--- Start of Input rows ---

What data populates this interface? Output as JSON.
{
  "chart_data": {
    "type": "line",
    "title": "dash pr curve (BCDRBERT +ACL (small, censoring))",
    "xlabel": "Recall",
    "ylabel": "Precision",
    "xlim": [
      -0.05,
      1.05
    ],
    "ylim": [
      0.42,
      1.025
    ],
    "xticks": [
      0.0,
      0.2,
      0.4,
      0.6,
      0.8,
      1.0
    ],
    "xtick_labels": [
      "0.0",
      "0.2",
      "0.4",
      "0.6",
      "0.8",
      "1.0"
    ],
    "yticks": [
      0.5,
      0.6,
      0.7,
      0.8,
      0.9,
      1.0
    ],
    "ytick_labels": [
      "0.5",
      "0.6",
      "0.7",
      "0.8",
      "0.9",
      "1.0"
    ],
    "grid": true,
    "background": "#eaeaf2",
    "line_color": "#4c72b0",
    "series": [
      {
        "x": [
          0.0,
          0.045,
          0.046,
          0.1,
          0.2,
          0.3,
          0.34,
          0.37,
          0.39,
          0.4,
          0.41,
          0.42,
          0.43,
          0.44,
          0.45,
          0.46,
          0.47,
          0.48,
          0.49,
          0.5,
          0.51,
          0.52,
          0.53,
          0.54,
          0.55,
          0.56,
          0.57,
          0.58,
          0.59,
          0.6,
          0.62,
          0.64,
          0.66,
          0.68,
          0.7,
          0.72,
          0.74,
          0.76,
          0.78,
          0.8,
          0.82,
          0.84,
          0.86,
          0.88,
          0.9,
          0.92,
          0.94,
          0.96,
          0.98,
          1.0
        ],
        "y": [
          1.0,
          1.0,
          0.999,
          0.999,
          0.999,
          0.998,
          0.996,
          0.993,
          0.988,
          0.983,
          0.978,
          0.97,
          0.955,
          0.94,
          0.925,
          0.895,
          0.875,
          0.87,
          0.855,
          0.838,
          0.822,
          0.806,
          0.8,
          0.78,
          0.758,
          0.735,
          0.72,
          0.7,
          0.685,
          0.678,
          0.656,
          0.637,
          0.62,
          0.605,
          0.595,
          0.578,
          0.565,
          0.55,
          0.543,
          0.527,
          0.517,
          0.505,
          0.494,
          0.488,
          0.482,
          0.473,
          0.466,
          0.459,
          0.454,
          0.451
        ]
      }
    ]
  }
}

--- End of Input rows ---

Set exercise:
Write out each line of the data above again, exactly as given.

Written response:
What data populates this interface? Output as JSON.
{
  "chart_data": {
    "type": "line",
    "title": "dash pr curve (BCDRBERT +ACL (small, censoring))",
    "xlabel": "Recall",
    "ylabel": "Precision",
    "xlim": [
      -0.05,
      1.05
    ],
    "ylim": [
      0.42,
      1.025
    ],
    "xticks": [
      0.0,
      0.2,
      0.4,
      0.6,
      0.8,
      1.0
    ],
    "xtick_labels": [
      "0.0",
      "0.2",
      "0.4",
      "0.6",
      "0.8",
      "1.0"
    ],
    "yticks": [
      0.5,
      0.6,
      0.7,
      0.8,
      0.9,
      1.0
    ],
    "ytick_labels": [
      "0.5",
      "0.6",
      "0.7",
      "0.8",
      "0.9",
      "1.0"
    ],
    "grid": true,
    "background": "#eaeaf2",
    "line_color": "#4c72b0",
    "series": [
      {
        "x": [
          0.0,
          0.045,
          0.046,
          0.1,
          0.2,
          0.3,
          0.34,
          0.37,
          0.39,
          0.4,
          0.41,
          0.42,
          0.43,
          0.44,
          0.45,
          0.46,
          0.47,
          0.48,
          0.49,
          0.5,
          0.51,
          0.52,
          0.53,
          0.54,
          0.55,
          0.56,
          0.57,
          0.58,
          0.59,
          0.6,
          0.62,
          0.64,
          0.66,
          0.68,
          0.7,
          0.72,
          0.74,
          0.76,
          0.78,
          0.8,
          0.82,
          0.84,
          0.86,
          0.88,
          0.9,
          0.92,
          0.94,
          0.96,
          0.98,
          1.0
        ],
        "y": [
          1.0,
          1.0,
          0.999,
          0.999,
          0.999,
          0.998,
          0.996,
          0.993,
          0.988,
          0.983,
          0.978,
          0.97,
          0.955,
          0.94,
          0.925,
          0.895,
          0.875,
          0.87,
          0.855,
          0.838,
          0.822,
          0.806,
          0.8,
          0.78,
          0.758,
          0.735,
          0.72,
          0.7,
          0.685,
          0.678,
          0.656,
          0.637,
          0.62,
          0.605,
          0.595,
          0.578,
          0.565,
          0.55,
          0.543,
          0.527,
          0.517,
          0.505,
          0.494,
          0.488,
          0.482,
          0.473,
          0.466,
          0.459,
          0.454,
          0.451
        ]
      }
    ]
  }
}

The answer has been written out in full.